## WORK REQUIRED
Verbatim output of all the material below is required.

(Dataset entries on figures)
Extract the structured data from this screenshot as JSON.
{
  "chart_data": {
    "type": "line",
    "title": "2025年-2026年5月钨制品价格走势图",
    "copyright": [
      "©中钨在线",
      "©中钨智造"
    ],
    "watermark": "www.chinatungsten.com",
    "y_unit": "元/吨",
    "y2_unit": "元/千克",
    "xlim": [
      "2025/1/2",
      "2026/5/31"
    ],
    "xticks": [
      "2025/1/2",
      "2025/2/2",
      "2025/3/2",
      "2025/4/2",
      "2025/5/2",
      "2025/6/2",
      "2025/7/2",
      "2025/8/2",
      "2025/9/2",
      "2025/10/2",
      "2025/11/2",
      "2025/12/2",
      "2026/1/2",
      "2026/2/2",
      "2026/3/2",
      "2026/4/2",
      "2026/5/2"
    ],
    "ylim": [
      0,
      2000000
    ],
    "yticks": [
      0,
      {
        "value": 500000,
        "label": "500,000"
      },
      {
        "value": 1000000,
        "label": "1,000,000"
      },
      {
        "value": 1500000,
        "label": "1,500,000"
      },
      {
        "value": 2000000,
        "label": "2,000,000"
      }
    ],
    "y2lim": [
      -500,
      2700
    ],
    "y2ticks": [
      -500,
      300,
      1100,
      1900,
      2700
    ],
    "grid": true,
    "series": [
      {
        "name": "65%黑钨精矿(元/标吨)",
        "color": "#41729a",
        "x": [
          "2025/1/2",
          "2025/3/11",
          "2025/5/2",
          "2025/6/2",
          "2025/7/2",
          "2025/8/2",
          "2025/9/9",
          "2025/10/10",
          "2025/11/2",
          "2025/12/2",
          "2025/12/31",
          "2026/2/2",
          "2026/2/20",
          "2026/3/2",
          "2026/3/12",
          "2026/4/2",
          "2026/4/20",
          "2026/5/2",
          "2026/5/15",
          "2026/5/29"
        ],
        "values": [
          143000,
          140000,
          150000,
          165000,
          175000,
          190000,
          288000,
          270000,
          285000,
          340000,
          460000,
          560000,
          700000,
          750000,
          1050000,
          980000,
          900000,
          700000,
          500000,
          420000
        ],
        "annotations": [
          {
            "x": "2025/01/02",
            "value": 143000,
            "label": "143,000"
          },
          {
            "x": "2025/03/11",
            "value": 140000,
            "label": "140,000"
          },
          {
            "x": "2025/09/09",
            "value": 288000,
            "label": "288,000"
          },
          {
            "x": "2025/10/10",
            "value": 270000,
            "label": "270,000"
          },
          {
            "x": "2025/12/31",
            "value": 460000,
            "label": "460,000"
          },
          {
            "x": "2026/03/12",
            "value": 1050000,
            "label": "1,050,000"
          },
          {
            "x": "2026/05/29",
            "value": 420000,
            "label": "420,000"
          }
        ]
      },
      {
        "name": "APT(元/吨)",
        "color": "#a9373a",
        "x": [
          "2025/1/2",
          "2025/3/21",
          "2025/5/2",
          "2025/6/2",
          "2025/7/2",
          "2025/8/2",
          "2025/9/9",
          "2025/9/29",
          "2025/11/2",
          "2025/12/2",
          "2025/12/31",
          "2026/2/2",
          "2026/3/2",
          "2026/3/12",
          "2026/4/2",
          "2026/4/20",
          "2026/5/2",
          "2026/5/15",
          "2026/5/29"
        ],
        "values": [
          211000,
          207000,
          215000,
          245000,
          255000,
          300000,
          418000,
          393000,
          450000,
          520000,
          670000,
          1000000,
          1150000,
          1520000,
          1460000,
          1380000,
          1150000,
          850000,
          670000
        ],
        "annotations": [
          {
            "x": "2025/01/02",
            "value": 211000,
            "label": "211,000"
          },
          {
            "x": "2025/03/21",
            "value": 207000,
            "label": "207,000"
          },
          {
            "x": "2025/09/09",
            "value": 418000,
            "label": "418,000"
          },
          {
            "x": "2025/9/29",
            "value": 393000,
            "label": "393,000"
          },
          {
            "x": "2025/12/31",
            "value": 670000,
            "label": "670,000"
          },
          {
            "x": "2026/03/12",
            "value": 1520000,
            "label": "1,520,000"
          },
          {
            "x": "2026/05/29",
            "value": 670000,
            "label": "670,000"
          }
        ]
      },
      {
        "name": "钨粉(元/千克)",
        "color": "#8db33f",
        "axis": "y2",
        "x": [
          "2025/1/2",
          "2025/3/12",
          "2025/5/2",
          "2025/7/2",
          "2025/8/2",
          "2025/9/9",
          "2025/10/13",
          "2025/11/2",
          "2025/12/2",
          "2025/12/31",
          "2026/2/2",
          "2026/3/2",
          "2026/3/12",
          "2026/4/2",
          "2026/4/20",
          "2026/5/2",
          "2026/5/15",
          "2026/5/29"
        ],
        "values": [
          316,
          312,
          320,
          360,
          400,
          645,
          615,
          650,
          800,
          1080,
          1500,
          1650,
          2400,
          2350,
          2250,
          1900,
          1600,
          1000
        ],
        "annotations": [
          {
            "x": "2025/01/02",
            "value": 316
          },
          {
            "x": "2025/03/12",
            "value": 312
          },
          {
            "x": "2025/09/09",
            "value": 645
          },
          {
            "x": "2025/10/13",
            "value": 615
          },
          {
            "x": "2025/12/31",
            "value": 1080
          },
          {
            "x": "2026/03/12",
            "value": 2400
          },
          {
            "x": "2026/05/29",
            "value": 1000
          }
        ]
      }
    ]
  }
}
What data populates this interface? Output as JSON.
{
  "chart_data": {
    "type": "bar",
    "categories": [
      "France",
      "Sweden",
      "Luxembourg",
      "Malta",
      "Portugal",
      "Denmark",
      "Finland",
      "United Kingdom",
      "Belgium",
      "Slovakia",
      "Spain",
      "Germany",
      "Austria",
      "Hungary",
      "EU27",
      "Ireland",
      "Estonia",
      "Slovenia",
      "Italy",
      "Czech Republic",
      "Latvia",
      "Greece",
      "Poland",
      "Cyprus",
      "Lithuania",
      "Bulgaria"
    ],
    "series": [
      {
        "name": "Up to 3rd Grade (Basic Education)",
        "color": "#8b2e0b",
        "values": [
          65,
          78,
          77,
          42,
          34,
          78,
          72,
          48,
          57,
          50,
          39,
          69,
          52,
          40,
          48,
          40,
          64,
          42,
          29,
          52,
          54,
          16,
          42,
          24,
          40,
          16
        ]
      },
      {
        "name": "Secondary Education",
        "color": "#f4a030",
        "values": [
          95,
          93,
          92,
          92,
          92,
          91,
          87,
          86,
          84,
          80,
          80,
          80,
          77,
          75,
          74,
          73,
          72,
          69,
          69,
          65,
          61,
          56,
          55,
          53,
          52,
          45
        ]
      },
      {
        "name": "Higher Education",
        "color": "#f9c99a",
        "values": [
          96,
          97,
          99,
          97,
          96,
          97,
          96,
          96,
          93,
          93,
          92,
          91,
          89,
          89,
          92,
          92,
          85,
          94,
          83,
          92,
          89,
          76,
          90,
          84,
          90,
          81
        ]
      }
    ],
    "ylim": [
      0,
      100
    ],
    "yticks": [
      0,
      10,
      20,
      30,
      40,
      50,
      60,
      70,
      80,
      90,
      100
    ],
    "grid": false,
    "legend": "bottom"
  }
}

## OUTPUT OF THE TASK
Extract the structured data from this screenshot as JSON.
{
  "chart_data": {
    "type": "line",
    "title": "2025年-2026年5月钨制品价格走势图",
    "copyright": [
      "©中钨在线",
      "©中钨智造"
    ],
    "watermark": "www.chinatungsten.com",
    "y_unit": "元/吨",
    "y2_unit": "元/千克",
    "xlim": [
      "2025/1/2",
      "2026/5/31"
    ],
    "xticks": [
      "2025/1/2",
      "2025/2/2",
      "2025/3/2",
      "2025/4/2",
      "2025/5/2",
      "2025/6/2",
      "2025/7/2",
      "2025/8/2",
      "2025/9/2",
      "2025/10/2",
      "2025/11/2",
      "2025/12/2",
      "2026/1/2",
      "2026/2/2",
      "2026/3/2",
      "2026/4/2",
      "2026/5/2"
    ],
    "ylim": [
      0,
      2000000
    ],
    "yticks": [
      0,
      {
        "value": 500000,
        "label": "500,000"
      },
      {
        "value": 1000000,
        "label": "1,000,000"
      },
      {
        "value": 1500000,
        "label": "1,500,000"
      },
      {
        "value": 2000000,
        "label": "2,000,000"
      }
    ],
    "y2lim": [
      -500,
      2700
    ],
    "y2ticks": [
      -500,
      300,
      1100,
      1900,
      2700
    ],
    "grid": true,
    "series": [
      {
        "name": "65%黑钨精矿(元/标吨)",
        "color": "#41729a",
        "x": [
          "2025/1/2",
          "2025/3/11",
          "2025/5/2",
          "2025/6/2",
          "2025/7/2",
          "2025/8/2",
          "2025/9/9",
          "2025/10/10",
          "2025/11/2",
          "2025/12/2",
          "2025/12/31",
          "2026/2/2",
          "2026/2/20",
          "2026/3/2",
          "2026/3/12",
          "2026/4/2",
          "2026/4/20",
          "2026/5/2",
          "2026/5/15",
          "2026/5/29"
        ],
        "values": [
          143000,
          140000,
          150000,
          165000,
          175000,
          190000,
          288000,
          270000,
          285000,
          340000,
          460000,
          560000,
          700000,
          750000,
          1050000,
          980000,
          900000,
          700000,
          500000,
          420000
        ],
        "annotations": [
          {
            "x": "2025/01/02",
            "value": 143000,
            "label": "143,000"
          },
          {
            "x": "2025/03/11",
            "value": 140000,
            "label": "140,000"
          },
          {
            "x": "2025/09/09",
            "value": 288000,
            "label": "288,000"
          },
          {
            "x": "2025/10/10",
            "value": 270000,
            "label": "270,000"
          },
          {
            "x": "2025/12/31",
            "value": 460000,
            "label": "460,000"
          },
          {
            "x": "2026/03/12",
            "value": 1050000,
            "label": "1,050,000"
          },
          {
            "x": "2026/05/29",
            "value": 420000,
            "label": "420,000"
          }
        ]
      },
      {
        "name": "APT(元/吨)",
        "color": "#a9373a",
        "x": [
          "2025/1/2",
          "2025/3/21",
          "2025/5/2",
          "2025/6/2",
          "2025/7/2",
          "2025/8/2",
          "2025/9/9",
          "2025/9/29",
          "2025/11/2",
          "2025/12/2",
          "2025/12/31",
          "2026/2/2",
          "2026/3/2",
          "2026/3/12",
          "2026/4/2",
          "2026/4/20",
          "2026/5/2",
          "2026/5/15",
          "2026/5/29"
        ],
        "values": [
          211000,
          207000,
          215000,
          245000,
          255000,
          300000,
          418000,
          393000,
          450000,
          520000,
          670000,
          1000000,
          1150000,
          1520000,
          1460000,
          1380000,
          1150000,
          850000,
          670000
        ],
        "annotations": [
          {
            "x": "2025/01/02",
            "value": 211000,
            "label": "211,000"
          },
          {
            "x": "2025/03/21",
            "value": 207000,
            "label": "207,000"
          },
          {
            "x": "2025/09/09",
            "value": 418000,
            "label": "418,000"
          },
          {
            "x": "2025/9/29",
            "value": 393000,
            "label": "393,000"
          },
          {
            "x": "2025/12/31",
            "value": 670000,
            "label": "670,000"
          },
          {
            "x": "2026/03/12",
            "value": 1520000,
            "label": "1,520,000"
          },
          {
            "x": "2026/05/29",
            "value": 670000,
            "label": "670,000"
          }
        ]
      },
      {
        "name": "钨粉(元/千克)",
        "color": "#8db33f",
        "axis": "y2",
        "x": [
          "2025/1/2",
          "2025/3/12",
          "2025/5/2",
          "2025/7/2",
          "2025/8/2",
          "2025/9/9",
          "2025/10/13",
          "2025/11/2",
          "2025/12/2",
          "2025/12/31",
          "2026/2/2",
          "2026/3/2",
          "2026/3/12",
          "2026/4/2",
          "2026/4/20",
          "2026/5/2",
          "2026/5/15",
          "2026/5/29"
        ],
        "values": [
          316,
          312,
          320,
          360,
          400,
          645,
          615,
          650,
          800,
          1080,
          1500,
          1650,
          2400,
          2350,
          2250,
          1900,
          1600,
          1000
        ],
        "annotations": [
          {
            "x": "2025/01/02",
            "value": 316
          },
          {
            "x": "2025/03/12",
            "value": 312
          },
          {
            "x": "2025/09/09",
            "value": 645
          },
          {
            "x": "2025/10/13",
            "value": 615
          },
          {
            "x": "2025/12/31",
            "value": 1080
          },
          {
            "x": "2026/03/12",
            "value": 2400
          },
          {
            "x": "2026/05/29",
            "value": 1000
          }
        ]
      }
    ]
  }
}
What data populates this interface? Output as JSON.
{
  "chart_data": {
    "type": "bar",
    "categories": [
      "France",
      "Sweden",
      "Luxembourg",
      "Malta",
      "Portugal",
      "Denmark",
      "Finland",
      "United Kingdom",
      "Belgium",
      "Slovakia",
      "Spain",
      "Germany",
      "Austria",
      "Hungary",
      "EU27",
      "Ireland",
      "Estonia",
      "Slovenia",
      "Italy",
      "Czech Republic",
      "Latvia",
      "Greece",
      "Poland",
      "Cyprus",
      "Lithuania",
      "Bulgaria"
    ],
    "series": [
      {
        "name": "Up to 3rd Grade (Basic Education)",
        "color": "#8b2e0b",
        "values": [
          65,
          78,
          77,
          42,
          34,
          78,
          72,
          48,
          57,
          50,
          39,
          69,
          52,
          40,
          48,
          40,
          64,
          42,
          29,
          52,
          54,
          16,
          42,
          24,
          40,
          16
        ]
      },
      {
        "name": "Secondary Education",
        "color": "#f4a030",
        "values": [
          95,
          93,
          92,
          92,
          92,
          91,
          87,
          86,
          84,
          80,
          80,
          80,
          77,
          75,
          74,
          73,
          72,
          69,
          69,
          65,
          61,
          56,
          55,
          53,
          52,
          45
        ]
      },
      {
        "name": "Higher Education",
        "color": "#f9c99a",
        "values": [
          96,
          97,
          99,
          97,
          96,
          97,
          96,
          96,
          93,
          93,
          92,
          91,
          89,
          89,
          92,
          92,
          85,
          94,
          83,
          92,
          89,
          76,
          90,
          84,
          90,
          81
        ]
      }
    ],
    "ylim": [
      0,
      100
    ],
    "yticks": [
      0,
      10,
      20,
      30,
      40,
      50,
      60,
      70,
      80,
      90,
      100
    ],
    "grid": false,
    "legend": "bottom"
  }
}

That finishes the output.